=== Work required ===
State how many lines of the records contain the string "color", and give no other information.
● ● ● ●
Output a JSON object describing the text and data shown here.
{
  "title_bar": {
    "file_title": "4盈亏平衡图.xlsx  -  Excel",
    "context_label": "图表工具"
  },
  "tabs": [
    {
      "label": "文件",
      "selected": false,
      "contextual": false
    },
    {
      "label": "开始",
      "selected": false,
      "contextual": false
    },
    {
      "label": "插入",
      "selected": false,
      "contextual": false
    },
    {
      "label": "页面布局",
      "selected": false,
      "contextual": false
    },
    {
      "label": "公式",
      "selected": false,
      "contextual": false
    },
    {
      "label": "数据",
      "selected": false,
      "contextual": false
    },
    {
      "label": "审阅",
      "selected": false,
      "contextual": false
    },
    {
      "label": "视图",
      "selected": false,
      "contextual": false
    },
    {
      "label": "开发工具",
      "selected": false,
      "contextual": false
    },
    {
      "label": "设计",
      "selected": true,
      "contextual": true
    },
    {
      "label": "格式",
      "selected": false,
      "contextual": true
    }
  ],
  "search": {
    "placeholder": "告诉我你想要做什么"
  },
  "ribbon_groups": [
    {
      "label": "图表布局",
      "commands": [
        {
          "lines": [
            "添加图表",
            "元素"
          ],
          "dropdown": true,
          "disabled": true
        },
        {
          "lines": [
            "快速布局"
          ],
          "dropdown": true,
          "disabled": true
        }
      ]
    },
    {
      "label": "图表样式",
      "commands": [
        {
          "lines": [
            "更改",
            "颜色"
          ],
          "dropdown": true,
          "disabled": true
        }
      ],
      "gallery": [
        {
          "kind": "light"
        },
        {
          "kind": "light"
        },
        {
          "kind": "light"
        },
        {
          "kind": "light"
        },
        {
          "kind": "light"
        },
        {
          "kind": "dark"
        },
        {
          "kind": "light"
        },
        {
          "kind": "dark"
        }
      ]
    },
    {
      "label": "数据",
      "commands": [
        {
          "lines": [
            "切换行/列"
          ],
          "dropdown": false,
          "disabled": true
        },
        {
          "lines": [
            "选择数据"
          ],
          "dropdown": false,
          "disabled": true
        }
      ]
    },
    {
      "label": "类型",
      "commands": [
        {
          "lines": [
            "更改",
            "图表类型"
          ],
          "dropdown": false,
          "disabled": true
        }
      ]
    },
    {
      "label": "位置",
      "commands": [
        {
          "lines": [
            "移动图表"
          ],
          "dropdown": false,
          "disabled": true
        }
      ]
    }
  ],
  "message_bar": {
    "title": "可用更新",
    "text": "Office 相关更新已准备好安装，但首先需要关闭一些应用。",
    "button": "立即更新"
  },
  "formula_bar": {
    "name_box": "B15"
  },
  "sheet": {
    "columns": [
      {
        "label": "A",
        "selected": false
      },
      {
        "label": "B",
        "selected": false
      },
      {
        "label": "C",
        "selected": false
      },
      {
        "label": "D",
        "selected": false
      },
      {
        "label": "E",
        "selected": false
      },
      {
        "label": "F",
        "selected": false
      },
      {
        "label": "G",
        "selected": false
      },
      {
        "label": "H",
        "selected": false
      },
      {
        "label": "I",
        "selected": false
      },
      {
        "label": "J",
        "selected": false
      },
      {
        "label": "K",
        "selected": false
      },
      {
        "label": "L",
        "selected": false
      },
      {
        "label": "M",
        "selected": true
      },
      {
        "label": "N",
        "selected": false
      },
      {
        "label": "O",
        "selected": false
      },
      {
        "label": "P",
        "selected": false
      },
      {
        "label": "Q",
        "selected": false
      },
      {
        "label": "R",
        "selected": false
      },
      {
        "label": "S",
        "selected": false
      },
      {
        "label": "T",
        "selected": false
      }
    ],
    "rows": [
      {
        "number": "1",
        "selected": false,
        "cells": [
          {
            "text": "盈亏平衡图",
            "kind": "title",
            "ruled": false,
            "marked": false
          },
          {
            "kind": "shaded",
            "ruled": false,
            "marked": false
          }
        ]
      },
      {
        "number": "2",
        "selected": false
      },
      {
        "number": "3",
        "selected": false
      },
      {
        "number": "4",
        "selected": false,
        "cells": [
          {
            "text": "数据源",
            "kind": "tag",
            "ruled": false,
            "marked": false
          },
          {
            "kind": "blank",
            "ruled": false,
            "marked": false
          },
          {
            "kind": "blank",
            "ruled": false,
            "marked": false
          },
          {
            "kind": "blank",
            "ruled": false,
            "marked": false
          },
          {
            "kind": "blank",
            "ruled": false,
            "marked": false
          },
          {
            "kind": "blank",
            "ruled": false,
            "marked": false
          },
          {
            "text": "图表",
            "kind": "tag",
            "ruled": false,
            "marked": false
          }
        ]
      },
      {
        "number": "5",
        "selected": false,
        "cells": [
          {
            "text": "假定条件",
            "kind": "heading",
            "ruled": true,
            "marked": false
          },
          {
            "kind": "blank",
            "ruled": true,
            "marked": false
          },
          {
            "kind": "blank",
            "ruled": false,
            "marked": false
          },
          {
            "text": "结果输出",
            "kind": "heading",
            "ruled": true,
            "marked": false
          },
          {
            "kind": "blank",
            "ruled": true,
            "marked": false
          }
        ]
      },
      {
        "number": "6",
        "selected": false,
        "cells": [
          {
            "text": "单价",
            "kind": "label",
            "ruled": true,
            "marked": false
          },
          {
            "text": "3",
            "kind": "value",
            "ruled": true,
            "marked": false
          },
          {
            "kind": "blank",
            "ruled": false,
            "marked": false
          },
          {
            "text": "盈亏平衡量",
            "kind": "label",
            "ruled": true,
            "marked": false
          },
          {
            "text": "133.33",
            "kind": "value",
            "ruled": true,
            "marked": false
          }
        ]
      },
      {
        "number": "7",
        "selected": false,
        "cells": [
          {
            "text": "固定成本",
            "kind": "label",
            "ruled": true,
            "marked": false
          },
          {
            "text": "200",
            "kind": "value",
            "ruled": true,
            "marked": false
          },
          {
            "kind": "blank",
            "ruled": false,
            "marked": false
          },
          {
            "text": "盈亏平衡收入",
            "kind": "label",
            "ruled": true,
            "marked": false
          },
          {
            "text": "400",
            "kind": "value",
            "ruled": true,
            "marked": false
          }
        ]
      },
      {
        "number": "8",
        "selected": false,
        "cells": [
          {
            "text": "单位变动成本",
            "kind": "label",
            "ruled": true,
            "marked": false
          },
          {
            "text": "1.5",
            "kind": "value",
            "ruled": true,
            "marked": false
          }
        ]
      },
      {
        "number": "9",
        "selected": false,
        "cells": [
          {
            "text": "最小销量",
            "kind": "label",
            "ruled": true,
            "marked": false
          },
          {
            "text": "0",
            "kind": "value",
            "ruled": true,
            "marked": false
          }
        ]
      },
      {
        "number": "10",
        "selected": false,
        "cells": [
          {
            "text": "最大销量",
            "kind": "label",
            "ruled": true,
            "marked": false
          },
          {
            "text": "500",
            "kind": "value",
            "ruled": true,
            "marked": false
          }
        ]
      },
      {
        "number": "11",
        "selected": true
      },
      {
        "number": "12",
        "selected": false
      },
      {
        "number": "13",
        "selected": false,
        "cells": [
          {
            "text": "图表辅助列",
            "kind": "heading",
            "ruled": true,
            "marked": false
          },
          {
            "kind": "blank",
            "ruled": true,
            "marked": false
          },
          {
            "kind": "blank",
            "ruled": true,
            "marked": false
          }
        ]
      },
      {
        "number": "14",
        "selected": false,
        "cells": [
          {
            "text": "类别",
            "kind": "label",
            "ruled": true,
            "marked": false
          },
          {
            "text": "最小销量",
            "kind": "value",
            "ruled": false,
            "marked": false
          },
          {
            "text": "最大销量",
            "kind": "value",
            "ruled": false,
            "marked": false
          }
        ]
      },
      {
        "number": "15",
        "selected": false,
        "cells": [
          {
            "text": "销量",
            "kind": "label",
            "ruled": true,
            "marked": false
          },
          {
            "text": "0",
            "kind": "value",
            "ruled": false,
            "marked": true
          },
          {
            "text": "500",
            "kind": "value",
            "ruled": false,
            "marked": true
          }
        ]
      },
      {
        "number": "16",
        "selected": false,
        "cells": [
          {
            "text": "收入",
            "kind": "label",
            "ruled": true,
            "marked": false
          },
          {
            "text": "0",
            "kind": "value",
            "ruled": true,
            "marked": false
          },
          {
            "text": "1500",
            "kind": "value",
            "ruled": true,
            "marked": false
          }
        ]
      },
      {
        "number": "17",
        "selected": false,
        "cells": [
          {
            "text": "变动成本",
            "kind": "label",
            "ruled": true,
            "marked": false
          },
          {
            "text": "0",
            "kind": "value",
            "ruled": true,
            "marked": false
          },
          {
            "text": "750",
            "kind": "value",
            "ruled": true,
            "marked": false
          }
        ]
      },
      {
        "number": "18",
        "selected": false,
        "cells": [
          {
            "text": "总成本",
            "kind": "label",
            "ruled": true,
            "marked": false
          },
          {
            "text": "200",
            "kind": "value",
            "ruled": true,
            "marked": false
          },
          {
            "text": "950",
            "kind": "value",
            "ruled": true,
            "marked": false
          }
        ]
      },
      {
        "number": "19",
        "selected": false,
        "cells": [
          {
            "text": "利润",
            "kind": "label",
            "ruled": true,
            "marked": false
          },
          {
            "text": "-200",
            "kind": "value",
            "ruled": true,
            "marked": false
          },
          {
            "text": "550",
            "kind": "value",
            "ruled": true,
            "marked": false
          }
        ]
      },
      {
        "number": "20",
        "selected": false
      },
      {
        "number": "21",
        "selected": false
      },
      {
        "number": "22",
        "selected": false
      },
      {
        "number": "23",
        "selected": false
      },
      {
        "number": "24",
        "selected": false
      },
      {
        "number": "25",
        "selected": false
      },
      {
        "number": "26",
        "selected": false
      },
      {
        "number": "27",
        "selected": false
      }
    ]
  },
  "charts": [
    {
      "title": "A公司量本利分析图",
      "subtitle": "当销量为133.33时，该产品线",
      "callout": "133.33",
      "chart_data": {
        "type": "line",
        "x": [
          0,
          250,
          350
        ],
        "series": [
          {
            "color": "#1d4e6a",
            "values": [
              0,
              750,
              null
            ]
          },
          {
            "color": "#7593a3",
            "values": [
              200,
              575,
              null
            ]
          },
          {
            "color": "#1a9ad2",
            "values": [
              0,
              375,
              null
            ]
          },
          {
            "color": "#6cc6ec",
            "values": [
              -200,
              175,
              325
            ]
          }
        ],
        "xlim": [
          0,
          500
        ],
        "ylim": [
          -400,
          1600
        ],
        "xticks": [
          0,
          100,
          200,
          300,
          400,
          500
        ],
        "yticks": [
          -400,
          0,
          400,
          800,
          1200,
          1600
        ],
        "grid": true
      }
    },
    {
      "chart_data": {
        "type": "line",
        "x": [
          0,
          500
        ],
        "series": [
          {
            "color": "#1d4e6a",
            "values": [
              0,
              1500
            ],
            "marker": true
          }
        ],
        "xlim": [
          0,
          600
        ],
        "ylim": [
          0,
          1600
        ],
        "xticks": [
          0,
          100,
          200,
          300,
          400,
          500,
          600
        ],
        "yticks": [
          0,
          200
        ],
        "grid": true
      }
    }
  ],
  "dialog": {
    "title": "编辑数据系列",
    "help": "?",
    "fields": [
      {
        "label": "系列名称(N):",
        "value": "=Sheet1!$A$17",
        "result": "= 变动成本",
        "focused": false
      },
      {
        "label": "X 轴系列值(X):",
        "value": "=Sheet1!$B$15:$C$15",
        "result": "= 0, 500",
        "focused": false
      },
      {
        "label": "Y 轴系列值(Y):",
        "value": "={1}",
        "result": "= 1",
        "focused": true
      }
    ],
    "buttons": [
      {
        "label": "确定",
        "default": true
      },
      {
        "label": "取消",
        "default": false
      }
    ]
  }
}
● ● ● ●
=== Response to the task ===
5